====== Excerpted passage

I started to change the way I dressed. Firstly, I looked up for the definition of aurah. How to dress to cover my aurah. I googled about socks whether it is in syarak or not. Yes, leg is aurah but socks are not the only answer how to cover our aurah. I went to the nearest outlet and grabbed myself a few pair of socks. I know people seemed quite shock but they didn't tell. Graduation day was just around the corner. There were a few booths selling 'Muslimah Attire". I was hooked with Muslimah T-shirt. I bought a few pairs. At first, I felt awkward. Really, because it was my very first time. Without noticing, I started to look down those who didn't cover their aurah. Astaghfirullah. Even though my niat was good as I wanted to amal makruf nahi mungkar, but I felt as if I was too extreme. I totally forgot that I was one of them. And all of sudden, it reminds me of an event happened to our beloved Prophet in Taif where the people went against him. Do you know what Muhammad did? He didn't fight back instead He made du'a that one day Taif people will see the light. :( 


One day, I've received a phone call from my Mama. She asked me "Dik, do you want to perform Umrah with us this March". I was like speechless. I've never imagined I would be given this chance. But, in March I need to sit for exams. I kept on praying that I would be given this chance to perform umrah in June. Alhamdullilah. He answered my prayers. In June, my parents and I went to Jeddah-Medina-Mecca.

============

What to do —
1. Answer these from the passage on covering aurah:
(a) What did the writer buy a few pairs of at the graduation booths?
(b) According to the passage, what did Muhammad do in Taif instead of fighting back?
(c) In which month did the writer go to Jeddah-Medina-Mecca?
2. Retype the passage on covering aurah from "One day, I've" up to and including "went to Jeddah-Medina-Mecca.".

====== Given records

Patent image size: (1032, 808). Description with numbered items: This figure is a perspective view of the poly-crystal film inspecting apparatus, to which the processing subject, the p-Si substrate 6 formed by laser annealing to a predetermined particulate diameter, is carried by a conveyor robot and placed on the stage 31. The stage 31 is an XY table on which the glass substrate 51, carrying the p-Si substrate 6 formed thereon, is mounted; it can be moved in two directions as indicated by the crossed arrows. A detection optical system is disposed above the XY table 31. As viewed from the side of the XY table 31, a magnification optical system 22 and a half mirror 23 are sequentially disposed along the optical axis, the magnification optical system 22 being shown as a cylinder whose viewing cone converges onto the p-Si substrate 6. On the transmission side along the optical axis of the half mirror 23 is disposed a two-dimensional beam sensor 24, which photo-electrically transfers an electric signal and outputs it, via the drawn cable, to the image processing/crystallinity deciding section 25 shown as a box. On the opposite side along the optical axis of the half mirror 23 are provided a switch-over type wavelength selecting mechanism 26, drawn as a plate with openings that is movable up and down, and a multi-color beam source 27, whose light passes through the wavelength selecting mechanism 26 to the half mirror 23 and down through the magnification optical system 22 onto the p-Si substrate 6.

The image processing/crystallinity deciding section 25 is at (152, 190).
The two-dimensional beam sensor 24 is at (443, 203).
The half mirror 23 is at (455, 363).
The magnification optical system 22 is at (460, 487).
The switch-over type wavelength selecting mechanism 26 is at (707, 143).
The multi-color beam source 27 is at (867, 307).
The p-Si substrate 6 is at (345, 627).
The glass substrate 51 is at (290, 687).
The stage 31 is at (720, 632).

============

Answers —
1.
(a) Muslimah T-shirts.
(b) He made du'a that one day the Taif people would see the light.
(c) June.

2.
One day, I've received a phone call from my Mama. She asked me "Dik, do you want to perform Umrah with us this March". I was like speechless. I've never imagined I would be given this chance. But, in March I need to sit for exams. I kept on praying that I would be given this chance to perform umrah in June. Alhamdullilah. He answered my prayers. In June, my parents and I went to Jeddah-Medina-Mecca.